:: Given request ::
Please give the listing again, word for word, with nothing left out.

══════════

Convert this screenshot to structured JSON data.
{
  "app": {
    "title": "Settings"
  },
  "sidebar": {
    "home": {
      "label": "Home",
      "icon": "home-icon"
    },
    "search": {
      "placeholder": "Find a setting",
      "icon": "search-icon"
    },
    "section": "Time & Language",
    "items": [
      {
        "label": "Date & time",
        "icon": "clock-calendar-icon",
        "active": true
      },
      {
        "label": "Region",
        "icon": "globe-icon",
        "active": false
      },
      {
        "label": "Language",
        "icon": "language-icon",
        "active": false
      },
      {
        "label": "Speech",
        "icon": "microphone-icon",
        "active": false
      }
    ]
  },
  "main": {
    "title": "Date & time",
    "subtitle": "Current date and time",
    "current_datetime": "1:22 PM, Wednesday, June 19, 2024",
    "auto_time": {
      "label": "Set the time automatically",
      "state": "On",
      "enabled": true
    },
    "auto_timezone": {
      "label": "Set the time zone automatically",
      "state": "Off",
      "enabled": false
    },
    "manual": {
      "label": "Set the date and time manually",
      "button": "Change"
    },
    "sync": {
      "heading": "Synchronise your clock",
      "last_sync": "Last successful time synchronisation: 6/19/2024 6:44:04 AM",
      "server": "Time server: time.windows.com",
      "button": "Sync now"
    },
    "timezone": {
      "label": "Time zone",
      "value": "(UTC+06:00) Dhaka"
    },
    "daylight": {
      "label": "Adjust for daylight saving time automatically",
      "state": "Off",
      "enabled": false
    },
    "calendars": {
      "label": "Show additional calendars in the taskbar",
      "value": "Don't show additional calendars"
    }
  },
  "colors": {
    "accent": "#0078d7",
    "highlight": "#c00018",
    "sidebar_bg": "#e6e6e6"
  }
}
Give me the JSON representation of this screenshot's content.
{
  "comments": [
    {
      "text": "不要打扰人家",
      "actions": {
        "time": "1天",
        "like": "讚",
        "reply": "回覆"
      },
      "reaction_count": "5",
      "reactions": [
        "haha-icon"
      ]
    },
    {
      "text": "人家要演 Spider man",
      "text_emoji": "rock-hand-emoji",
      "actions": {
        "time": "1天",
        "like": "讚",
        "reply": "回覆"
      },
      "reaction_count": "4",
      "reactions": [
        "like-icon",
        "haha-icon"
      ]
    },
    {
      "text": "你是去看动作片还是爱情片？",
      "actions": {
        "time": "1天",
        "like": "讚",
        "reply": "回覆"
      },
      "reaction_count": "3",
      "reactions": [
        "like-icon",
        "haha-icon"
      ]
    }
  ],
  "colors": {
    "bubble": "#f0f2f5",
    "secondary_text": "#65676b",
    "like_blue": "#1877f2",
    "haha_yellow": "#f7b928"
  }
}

══════════

:: Written answer ::
Convert this screenshot to structured JSON data.
{
  "app": {
    "title": "Settings"
  },
  "sidebar": {
    "home": {
      "label": "Home",
      "icon": "home-icon"
    },
    "search": {
      "placeholder": "Find a setting",
      "icon": "search-icon"
    },
    "section": "Time & Language",
    "items": [
      {
        "label": "Date & time",
        "icon": "clock-calendar-icon",
        "active": true
      },
      {
        "label": "Region",
        "icon": "globe-icon",
        "active": false
      },
      {
        "label": "Language",
        "icon": "language-icon",
        "active": false
      },
      {
        "label": "Speech",
        "icon": "microphone-icon",
        "active": false
      }
    ]
  },
  "main": {
    "title": "Date & time",
    "subtitle": "Current date and time",
    "current_datetime": "1:22 PM, Wednesday, June 19, 2024",
    "auto_time": {
      "label": "Set the time automatically",
      "state": "On",
      "enabled": true
    },
    "auto_timezone": {
      "label": "Set the time zone automatically",
      "state": "Off",
      "enabled": false
    },
    "manual": {
      "label": "Set the date and time manually",
      "button": "Change"
    },
    "sync": {
      "heading": "Synchronise your clock",
      "last_sync": "Last successful time synchronisation: 6/19/2024 6:44:04 AM",
      "server": "Time server: time.windows.com",
      "button": "Sync now"
    },
    "timezone": {
      "label": "Time zone",
      "value": "(UTC+06:00) Dhaka"
    },
    "daylight": {
      "label": "Adjust for daylight saving time automatically",
      "state": "Off",
      "enabled": false
    },
    "calendars": {
      "label": "Show additional calendars in the taskbar",
      "value": "Don't show additional calendars"
    }
  },
  "colors": {
    "accent": "#0078d7",
    "highlight": "#c00018",
    "sidebar_bg": "#e6e6e6"
  }
}
Give me the JSON representation of this screenshot's content.
{
  "comments": [
    {
      "text": "不要打扰人家",
      "actions": {
        "time": "1天",
        "like": "讚",
        "reply": "回覆"
      },
      "reaction_count": "5",
      "reactions": [
        "haha-icon"
      ]
    },
    {
      "text": "人家要演 Spider man",
      "text_emoji": "rock-hand-emoji",
      "actions": {
        "time": "1天",
        "like": "讚",
        "reply": "回覆"
      },
      "reaction_count": "4",
      "reactions": [
        "like-icon",
        "haha-icon"
      ]
    },
    {
      "text": "你是去看动作片还是爱情片？",
      "actions": {
        "time": "1天",
        "like": "讚",
        "reply": "回覆"
      },
      "reaction_count": "3",
      "reactions": [
        "like-icon",
        "haha-icon"
      ]
    }
  ],
  "colors": {
    "bubble": "#f0f2f5",
    "secondary_text": "#65676b",
    "like_blue": "#1877f2",
    "haha_yellow": "#f7b928"
  }
}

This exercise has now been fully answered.